■ What is expected
Repeat the records exactly. Every line must match.

■ Records provided
--- Start ---

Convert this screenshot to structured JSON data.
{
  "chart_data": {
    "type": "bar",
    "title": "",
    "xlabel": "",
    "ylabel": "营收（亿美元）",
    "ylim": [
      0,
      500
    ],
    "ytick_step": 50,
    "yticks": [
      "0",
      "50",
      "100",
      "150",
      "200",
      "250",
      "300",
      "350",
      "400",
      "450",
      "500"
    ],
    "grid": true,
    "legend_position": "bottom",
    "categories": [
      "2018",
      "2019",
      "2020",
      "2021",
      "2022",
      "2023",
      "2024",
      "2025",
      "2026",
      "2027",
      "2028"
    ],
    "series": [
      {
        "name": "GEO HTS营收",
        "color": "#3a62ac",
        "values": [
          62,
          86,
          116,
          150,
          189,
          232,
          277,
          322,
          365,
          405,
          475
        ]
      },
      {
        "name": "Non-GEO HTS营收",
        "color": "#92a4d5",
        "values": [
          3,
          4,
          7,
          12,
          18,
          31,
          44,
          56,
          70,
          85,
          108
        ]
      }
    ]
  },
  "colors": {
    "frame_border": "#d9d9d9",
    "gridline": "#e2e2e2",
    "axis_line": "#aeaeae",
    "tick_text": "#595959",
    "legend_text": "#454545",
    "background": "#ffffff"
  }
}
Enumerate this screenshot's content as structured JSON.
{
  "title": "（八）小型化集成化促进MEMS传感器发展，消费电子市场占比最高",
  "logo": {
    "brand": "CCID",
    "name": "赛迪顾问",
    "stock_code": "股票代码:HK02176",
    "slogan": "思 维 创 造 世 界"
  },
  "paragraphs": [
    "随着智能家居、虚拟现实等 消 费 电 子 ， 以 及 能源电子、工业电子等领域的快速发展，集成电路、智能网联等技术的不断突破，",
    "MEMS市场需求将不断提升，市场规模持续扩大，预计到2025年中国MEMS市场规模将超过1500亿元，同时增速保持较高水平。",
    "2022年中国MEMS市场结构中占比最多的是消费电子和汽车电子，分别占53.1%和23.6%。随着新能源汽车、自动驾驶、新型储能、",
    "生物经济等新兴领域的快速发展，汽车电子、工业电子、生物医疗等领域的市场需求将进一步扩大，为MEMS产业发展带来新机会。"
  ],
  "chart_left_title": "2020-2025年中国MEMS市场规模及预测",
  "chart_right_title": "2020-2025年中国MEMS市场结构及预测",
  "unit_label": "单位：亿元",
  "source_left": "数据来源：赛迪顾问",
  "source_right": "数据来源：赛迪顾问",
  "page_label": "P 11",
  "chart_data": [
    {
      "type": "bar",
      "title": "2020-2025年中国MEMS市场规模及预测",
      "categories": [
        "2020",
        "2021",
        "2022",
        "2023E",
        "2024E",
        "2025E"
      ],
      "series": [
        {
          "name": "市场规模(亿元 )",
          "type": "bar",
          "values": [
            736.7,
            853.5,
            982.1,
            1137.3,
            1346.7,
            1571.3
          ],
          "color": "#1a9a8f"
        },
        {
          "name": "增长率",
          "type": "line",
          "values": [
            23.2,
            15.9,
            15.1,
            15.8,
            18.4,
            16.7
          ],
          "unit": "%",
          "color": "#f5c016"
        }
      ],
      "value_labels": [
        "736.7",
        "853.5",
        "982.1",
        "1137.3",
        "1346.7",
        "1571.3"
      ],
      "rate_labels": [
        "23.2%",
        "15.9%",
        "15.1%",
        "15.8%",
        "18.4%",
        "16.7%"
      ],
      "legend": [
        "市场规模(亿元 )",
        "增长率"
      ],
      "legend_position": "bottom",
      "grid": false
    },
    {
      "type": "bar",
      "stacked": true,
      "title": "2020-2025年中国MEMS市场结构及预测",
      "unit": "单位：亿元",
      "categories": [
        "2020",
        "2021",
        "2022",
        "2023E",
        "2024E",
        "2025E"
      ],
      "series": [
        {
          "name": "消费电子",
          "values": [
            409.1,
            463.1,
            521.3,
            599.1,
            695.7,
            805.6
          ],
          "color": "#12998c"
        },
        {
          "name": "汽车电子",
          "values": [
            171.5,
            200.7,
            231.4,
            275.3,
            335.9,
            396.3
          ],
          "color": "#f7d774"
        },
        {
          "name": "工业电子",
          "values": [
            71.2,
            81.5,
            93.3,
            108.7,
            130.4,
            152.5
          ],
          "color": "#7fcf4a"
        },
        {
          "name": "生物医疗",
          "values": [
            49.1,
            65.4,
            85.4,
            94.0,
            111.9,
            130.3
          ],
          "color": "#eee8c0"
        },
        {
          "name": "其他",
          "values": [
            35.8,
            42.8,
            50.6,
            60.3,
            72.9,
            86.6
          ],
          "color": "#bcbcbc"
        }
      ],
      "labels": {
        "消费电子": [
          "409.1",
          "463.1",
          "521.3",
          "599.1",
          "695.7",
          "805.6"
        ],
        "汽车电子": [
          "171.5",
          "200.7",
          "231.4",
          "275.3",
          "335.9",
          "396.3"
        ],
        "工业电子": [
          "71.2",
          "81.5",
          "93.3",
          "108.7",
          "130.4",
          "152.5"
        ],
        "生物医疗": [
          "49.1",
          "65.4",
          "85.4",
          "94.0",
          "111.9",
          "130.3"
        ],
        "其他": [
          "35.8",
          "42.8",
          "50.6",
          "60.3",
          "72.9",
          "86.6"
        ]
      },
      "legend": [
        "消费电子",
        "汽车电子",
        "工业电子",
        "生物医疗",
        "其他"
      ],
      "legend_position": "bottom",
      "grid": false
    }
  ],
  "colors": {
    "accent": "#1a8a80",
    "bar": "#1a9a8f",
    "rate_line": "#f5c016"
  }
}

--- End ---

■ Task output
Convert this screenshot to structured JSON data.
{
  "chart_data": {
    "type": "bar",
    "title": "",
    "xlabel": "",
    "ylabel": "营收（亿美元）",
    "ylim": [
      0,
      500
    ],
    "ytick_step": 50,
    "yticks": [
      "0",
      "50",
      "100",
      "150",
      "200",
      "250",
      "300",
      "350",
      "400",
      "450",
      "500"
    ],
    "grid": true,
    "legend_position": "bottom",
    "categories": [
      "2018",
      "2019",
      "2020",
      "2021",
      "2022",
      "2023",
      "2024",
      "2025",
      "2026",
      "2027",
      "2028"
    ],
    "series": [
      {
        "name": "GEO HTS营收",
        "color": "#3a62ac",
        "values": [
          62,
          86,
          116,
          150,
          189,
          232,
          277,
          322,
          365,
          405,
          475
        ]
      },
      {
        "name": "Non-GEO HTS营收",
        "color": "#92a4d5",
        "values": [
          3,
          4,
          7,
          12,
          18,
          31,
          44,
          56,
          70,
          85,
          108
        ]
      }
    ]
  },
  "colors": {
    "frame_border": "#d9d9d9",
    "gridline": "#e2e2e2",
    "axis_line": "#aeaeae",
    "tick_text": "#595959",
    "legend_text": "#454545",
    "background": "#ffffff"
  }
}
Enumerate this screenshot's content as structured JSON.
{
  "title": "（八）小型化集成化促进MEMS传感器发展，消费电子市场占比最高",
  "logo": {
    "brand": "CCID",
    "name": "赛迪顾问",
    "stock_code": "股票代码:HK02176",
    "slogan": "思 维 创 造 世 界"
  },
  "paragraphs": [
    "随着智能家居、虚拟现实等 消 费 电 子 ， 以 及 能源电子、工业电子等领域的快速发展，集成电路、智能网联等技术的不断突破，",
    "MEMS市场需求将不断提升，市场规模持续扩大，预计到2025年中国MEMS市场规模将超过1500亿元，同时增速保持较高水平。",
    "2022年中国MEMS市场结构中占比最多的是消费电子和汽车电子，分别占53.1%和23.6%。随着新能源汽车、自动驾驶、新型储能、",
    "生物经济等新兴领域的快速发展，汽车电子、工业电子、生物医疗等领域的市场需求将进一步扩大，为MEMS产业发展带来新机会。"
  ],
  "chart_left_title": "2020-2025年中国MEMS市场规模及预测",
  "chart_right_title": "2020-2025年中国MEMS市场结构及预测",
  "unit_label": "单位：亿元",
  "source_left": "数据来源：赛迪顾问",
  "source_right": "数据来源：赛迪顾问",
  "page_label": "P 11",
  "chart_data": [
    {
      "type": "bar",
      "title": "2020-2025年中国MEMS市场规模及预测",
      "categories": [
        "2020",
        "2021",
        "2022",
        "2023E",
        "2024E",
        "2025E"
      ],
      "series": [
        {
          "name": "市场规模(亿元 )",
          "type": "bar",
          "values": [
            736.7,
            853.5,
            982.1,
            1137.3,
            1346.7,
            1571.3
          ],
          "color": "#1a9a8f"
        },
        {
          "name": "增长率",
          "type": "line",
          "values": [
            23.2,
            15.9,
            15.1,
            15.8,
            18.4,
            16.7
          ],
          "unit": "%",
          "color": "#f5c016"
        }
      ],
      "value_labels": [
        "736.7",
        "853.5",
        "982.1",
        "1137.3",
        "1346.7",
        "1571.3"
      ],
      "rate_labels": [
        "23.2%",
        "15.9%",
        "15.1%",
        "15.8%",
        "18.4%",
        "16.7%"
      ],
      "legend": [
        "市场规模(亿元 )",
        "增长率"
      ],
      "legend_position": "bottom",
      "grid": false
    },
    {
      "type": "bar",
      "stacked": true,
      "title": "2020-2025年中国MEMS市场结构及预测",
      "unit": "单位：亿元",
      "categories": [
        "2020",
        "2021",
        "2022",
        "2023E",
        "2024E",
        "2025E"
      ],
      "series": [
        {
          "name": "消费电子",
          "values": [
            409.1,
            463.1,
            521.3,
            599.1,
            695.7,
            805.6
          ],
          "color": "#12998c"
        },
        {
          "name": "汽车电子",
          "values": [
            171.5,
            200.7,
            231.4,
            275.3,
            335.9,
            396.3
          ],
          "color": "#f7d774"
        },
        {
          "name": "工业电子",
          "values": [
            71.2,
            81.5,
            93.3,
            108.7,
            130.4,
            152.5
          ],
          "color": "#7fcf4a"
        },
        {
          "name": "生物医疗",
          "values": [
            49.1,
            65.4,
            85.4,
            94.0,
            111.9,
            130.3
          ],
          "color": "#eee8c0"
        },
        {
          "name": "其他",
          "values": [
            35.8,
            42.8,
            50.6,
            60.3,
            72.9,
            86.6
          ],
          "color": "#bcbcbc"
        }
      ],
      "labels": {
        "消费电子": [
          "409.1",
          "463.1",
          "521.3",
          "599.1",
          "695.7",
          "805.6"
        ],
        "汽车电子": [
          "171.5",
          "200.7",
          "231.4",
          "275.3",
          "335.9",
          "396.3"
        ],
        "工业电子": [
          "71.2",
          "81.5",
          "93.3",
          "108.7",
          "130.4",
          "152.5"
        ],
        "生物医疗": [
          "49.1",
          "65.4",
          "85.4",
          "94.0",
          "111.9",
          "130.3"
        ],
        "其他": [
          "35.8",
          "42.8",
          "50.6",
          "60.3",
          "72.9",
          "86.6"
        ]
      },
      "legend": [
        "消费电子",
        "汽车电子",
        "工业电子",
        "生物医疗",
        "其他"
      ],
      "legend_position": "bottom",
      "grid": false
    }
  ],
  "colors": {
    "accent": "#1a8a80",
    "bar": "#1a9a8f",
    "rate_line": "#f5c016"
  }
}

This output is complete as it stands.